** Begin TASK INPUTS **
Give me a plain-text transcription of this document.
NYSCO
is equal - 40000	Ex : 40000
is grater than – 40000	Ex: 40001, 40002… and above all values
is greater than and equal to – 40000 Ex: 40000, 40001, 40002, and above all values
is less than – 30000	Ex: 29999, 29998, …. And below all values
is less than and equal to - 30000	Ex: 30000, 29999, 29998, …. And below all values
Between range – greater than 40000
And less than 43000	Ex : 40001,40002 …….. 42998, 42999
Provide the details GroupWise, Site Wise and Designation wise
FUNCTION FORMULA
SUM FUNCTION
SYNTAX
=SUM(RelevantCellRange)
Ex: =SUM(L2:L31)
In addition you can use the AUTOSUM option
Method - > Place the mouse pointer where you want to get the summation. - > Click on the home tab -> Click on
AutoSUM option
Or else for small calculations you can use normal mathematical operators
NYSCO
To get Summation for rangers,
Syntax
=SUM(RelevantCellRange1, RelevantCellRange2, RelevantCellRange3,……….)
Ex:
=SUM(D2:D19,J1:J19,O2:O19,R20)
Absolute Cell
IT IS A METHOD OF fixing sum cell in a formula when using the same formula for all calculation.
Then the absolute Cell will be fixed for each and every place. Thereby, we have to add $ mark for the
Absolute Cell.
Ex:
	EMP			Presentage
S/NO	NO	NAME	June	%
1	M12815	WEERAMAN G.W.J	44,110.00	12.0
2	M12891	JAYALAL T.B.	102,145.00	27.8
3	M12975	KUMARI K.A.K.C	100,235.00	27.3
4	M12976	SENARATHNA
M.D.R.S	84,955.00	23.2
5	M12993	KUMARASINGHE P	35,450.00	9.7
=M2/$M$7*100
** End TASK INPUTS **
→ TASK:
Reproduce every line above without error.

→ SOLUTION TO THIS EXERCISE:
Give me a plain-text transcription of this document.
NYSCO
is equal - 40000	Ex : 40000
is grater than – 40000	Ex: 40001, 40002… and above all values
is greater than and equal to – 40000 Ex: 40000, 40001, 40002, and above all values
is less than – 30000	Ex: 29999, 29998, …. And below all values
is less than and equal to - 30000	Ex: 30000, 29999, 29998, …. And below all values
Between range – greater than 40000
And less than 43000	Ex : 40001,40002 …….. 42998, 42999
Provide the details GroupWise, Site Wise and Designation wise
FUNCTION FORMULA
SUM FUNCTION
SYNTAX
=SUM(RelevantCellRange)
Ex: =SUM(L2:L31)
In addition you can use the AUTOSUM option
Method - > Place the mouse pointer where you want to get the summation. - > Click on the home tab -> Click on
AutoSUM option
Or else for small calculations you can use normal mathematical operators
NYSCO
To get Summation for rangers,
Syntax
=SUM(RelevantCellRange1, RelevantCellRange2, RelevantCellRange3,……….)
Ex:
=SUM(D2:D19,J1:J19,O2:O19,R20)
Absolute Cell
IT IS A METHOD OF fixing sum cell in a formula when using the same formula for all calculation.
Then the absolute Cell will be fixed for each and every place. Thereby, we have to add $ mark for the
Absolute Cell.
Ex:
	EMP			Presentage
S/NO	NO	NAME	June	%
1	M12815	WEERAMAN G.W.J	44,110.00	12.0
2	M12891	JAYALAL T.B.	102,145.00	27.8
3	M12975	KUMARI K.A.K.C	100,235.00	27.3
4	M12976	SENARATHNA
M.D.R.S	84,955.00	23.2
5	M12993	KUMARASINGHE P	35,450.00	9.7
=M2/$M$7*100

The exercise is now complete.